## [Requirements]
Collect all lines below with the string "исходного".

********************

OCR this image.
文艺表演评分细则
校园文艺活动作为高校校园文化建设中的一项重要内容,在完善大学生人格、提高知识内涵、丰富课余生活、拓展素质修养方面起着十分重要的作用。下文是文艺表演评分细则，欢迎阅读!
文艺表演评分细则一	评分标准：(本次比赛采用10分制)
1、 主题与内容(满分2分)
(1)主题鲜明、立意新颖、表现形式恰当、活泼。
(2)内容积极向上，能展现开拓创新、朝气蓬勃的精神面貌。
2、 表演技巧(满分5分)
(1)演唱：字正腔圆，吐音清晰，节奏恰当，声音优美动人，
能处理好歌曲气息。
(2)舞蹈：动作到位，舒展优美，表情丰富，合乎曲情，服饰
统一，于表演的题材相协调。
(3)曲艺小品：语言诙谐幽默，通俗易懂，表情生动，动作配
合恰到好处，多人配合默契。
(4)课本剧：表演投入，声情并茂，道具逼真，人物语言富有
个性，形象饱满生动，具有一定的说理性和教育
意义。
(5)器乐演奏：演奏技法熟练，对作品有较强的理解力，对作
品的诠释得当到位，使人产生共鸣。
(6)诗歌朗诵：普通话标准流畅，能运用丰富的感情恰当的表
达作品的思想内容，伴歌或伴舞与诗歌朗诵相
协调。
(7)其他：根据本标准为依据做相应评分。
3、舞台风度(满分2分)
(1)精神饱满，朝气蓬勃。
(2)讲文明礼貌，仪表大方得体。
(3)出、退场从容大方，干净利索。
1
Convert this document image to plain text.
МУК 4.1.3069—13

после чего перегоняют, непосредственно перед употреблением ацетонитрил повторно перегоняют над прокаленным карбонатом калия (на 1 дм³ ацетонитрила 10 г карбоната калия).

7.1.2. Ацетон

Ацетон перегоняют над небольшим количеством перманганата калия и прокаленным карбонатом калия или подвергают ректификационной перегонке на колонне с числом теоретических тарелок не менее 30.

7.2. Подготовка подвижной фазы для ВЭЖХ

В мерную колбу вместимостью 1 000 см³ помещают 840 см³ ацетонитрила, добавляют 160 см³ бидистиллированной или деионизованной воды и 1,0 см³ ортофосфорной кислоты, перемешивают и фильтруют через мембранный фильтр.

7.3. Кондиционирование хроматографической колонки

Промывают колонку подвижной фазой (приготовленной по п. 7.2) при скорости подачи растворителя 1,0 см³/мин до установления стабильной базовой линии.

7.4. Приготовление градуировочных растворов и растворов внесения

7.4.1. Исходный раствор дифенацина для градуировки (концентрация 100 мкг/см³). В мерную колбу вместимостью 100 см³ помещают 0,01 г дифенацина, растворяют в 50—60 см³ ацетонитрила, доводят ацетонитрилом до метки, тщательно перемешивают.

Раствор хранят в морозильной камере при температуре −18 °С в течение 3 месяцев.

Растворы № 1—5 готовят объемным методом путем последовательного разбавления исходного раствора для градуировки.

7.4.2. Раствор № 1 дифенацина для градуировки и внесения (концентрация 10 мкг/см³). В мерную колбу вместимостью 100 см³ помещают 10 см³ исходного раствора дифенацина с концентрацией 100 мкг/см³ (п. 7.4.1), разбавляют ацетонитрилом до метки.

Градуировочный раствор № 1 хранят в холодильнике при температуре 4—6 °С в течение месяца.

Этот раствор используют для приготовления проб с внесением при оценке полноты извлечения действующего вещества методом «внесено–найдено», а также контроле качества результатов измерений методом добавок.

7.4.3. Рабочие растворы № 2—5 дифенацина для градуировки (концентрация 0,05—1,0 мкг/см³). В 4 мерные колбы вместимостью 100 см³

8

********************

## [Task answer]
Растворы № 1—5 готовят объемным методом путем последовательного разбавления исходного раствора для градуировки.
7.4.2. Раствор № 1 дифенацина для градуировки и внесения (концентрация 10 мкг/см³). В мерную колбу вместимостью 100 см³ помещают 10 см³ исходного раствора дифенацина с концентрацией 100 мкг/см³ (п. 7.4.1), разбавляют ацетонитрилом до метки.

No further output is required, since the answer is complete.